• **Task to complete**:
Gather all lines with "JSON" from the records.

• **Records for this task**:
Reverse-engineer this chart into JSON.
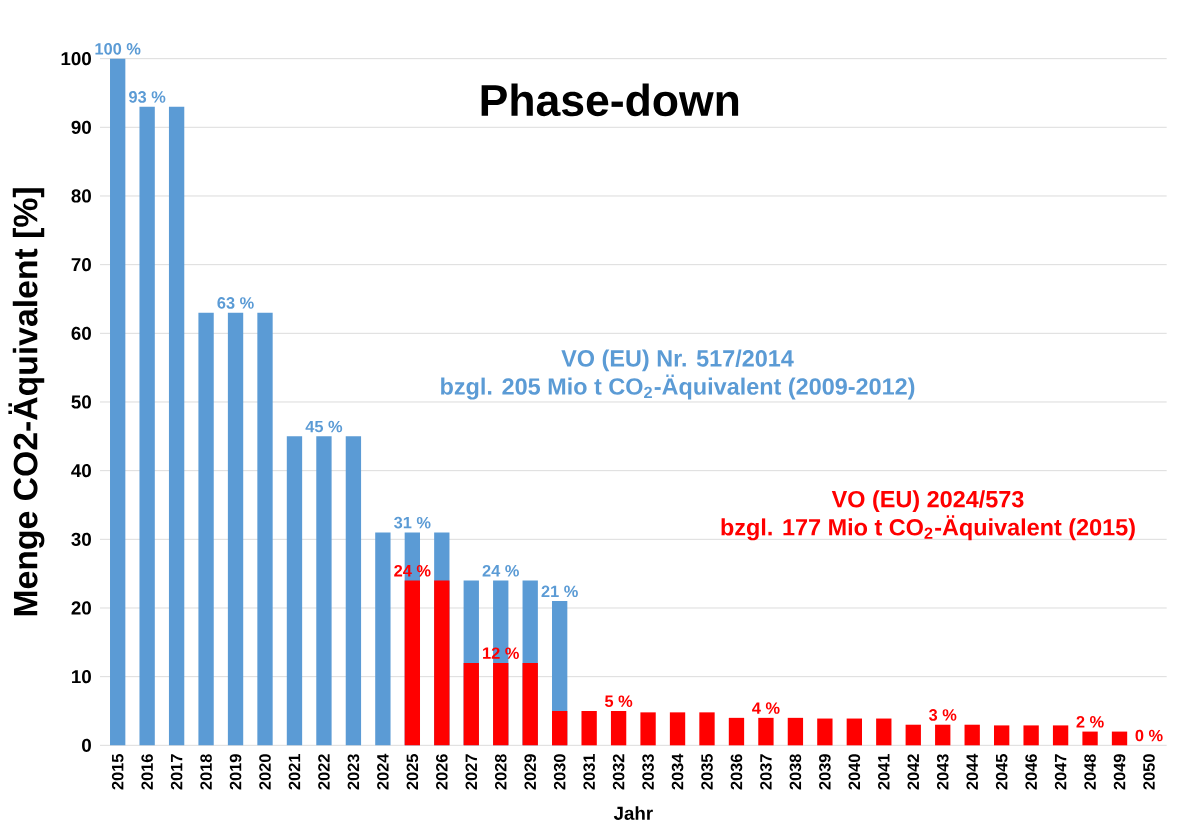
{
  "chart_data": {
    "type": "bar",
    "title": "Phase-down",
    "xlabel": "Jahr",
    "ylabel": "Menge CO2-Äquivalent [%]",
    "categories": [
      "2015",
      "2016",
      "2017",
      "2018",
      "2019",
      "2020",
      "2021",
      "2022",
      "2023",
      "2024",
      "2025",
      "2026",
      "2027",
      "2028",
      "2029",
      "2030",
      "2031",
      "2032",
      "2033",
      "2034",
      "2035",
      "2036",
      "2037",
      "2038",
      "2039",
      "2040",
      "2041",
      "2042",
      "2043",
      "2044",
      "2045",
      "2046",
      "2047",
      "2048",
      "2049",
      "2050"
    ],
    "series": [
      {
        "name": "VO (EU) Nr. 517/2014",
        "color": "#5b9bd5",
        "values": [
          100,
          93,
          93,
          63,
          63,
          63,
          45,
          45,
          45,
          31,
          31,
          31,
          24,
          24,
          24,
          21,
          null,
          null,
          null,
          null,
          null,
          null,
          null,
          null,
          null,
          null,
          null,
          null,
          null,
          null,
          null,
          null,
          null,
          null,
          null,
          null
        ],
        "value_labels": [
          "100 %",
          "93 %",
          null,
          null,
          "63 %",
          null,
          null,
          "45 %",
          null,
          null,
          "31 %",
          null,
          null,
          "24 %",
          null,
          "21 %",
          null,
          null,
          null,
          null,
          null,
          null,
          null,
          null,
          null,
          null,
          null,
          null,
          null,
          null,
          null,
          null,
          null,
          null,
          null,
          null
        ]
      },
      {
        "name": "VO (EU) 2024/573",
        "color": "#ff0000",
        "values": [
          null,
          null,
          null,
          null,
          null,
          null,
          null,
          null,
          null,
          null,
          24,
          24,
          12,
          12,
          12,
          5,
          5,
          5,
          4.8,
          4.8,
          4.8,
          4,
          4,
          4,
          3.9,
          3.9,
          3.9,
          3,
          3,
          3,
          2.9,
          2.9,
          2.9,
          2,
          2,
          0
        ],
        "value_labels": [
          null,
          null,
          null,
          null,
          null,
          null,
          null,
          null,
          null,
          null,
          "24 %",
          null,
          null,
          "12 %",
          null,
          null,
          null,
          "5 %",
          null,
          null,
          null,
          null,
          "4 %",
          null,
          null,
          null,
          null,
          null,
          "3 %",
          null,
          null,
          null,
          null,
          "2 %",
          null,
          "0 %"
        ]
      }
    ],
    "annotations": [
      "bzgl. 205 Mio t CO$_{2}$-Äquivalent (2009-2012)",
      "bzgl. 177 Mio t CO$_{2}$-Äquivalent (2015)"
    ],
    "ylim": [
      0,
      100
    ],
    "yticks": [
      0,
      10,
      20,
      30,
      40,
      50,
      60,
      70,
      80,
      90,
      100
    ],
    "grid": "y"
  }
}
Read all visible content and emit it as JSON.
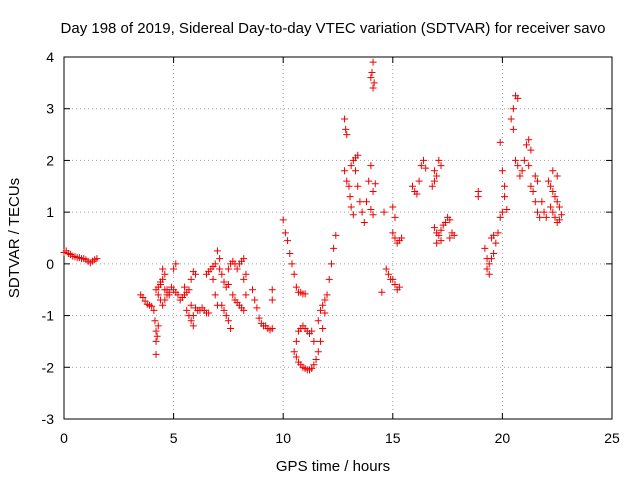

• **Expected answer**:
Reverse-engineer this chart into JSON.
Read all visible content and emit it as JSON.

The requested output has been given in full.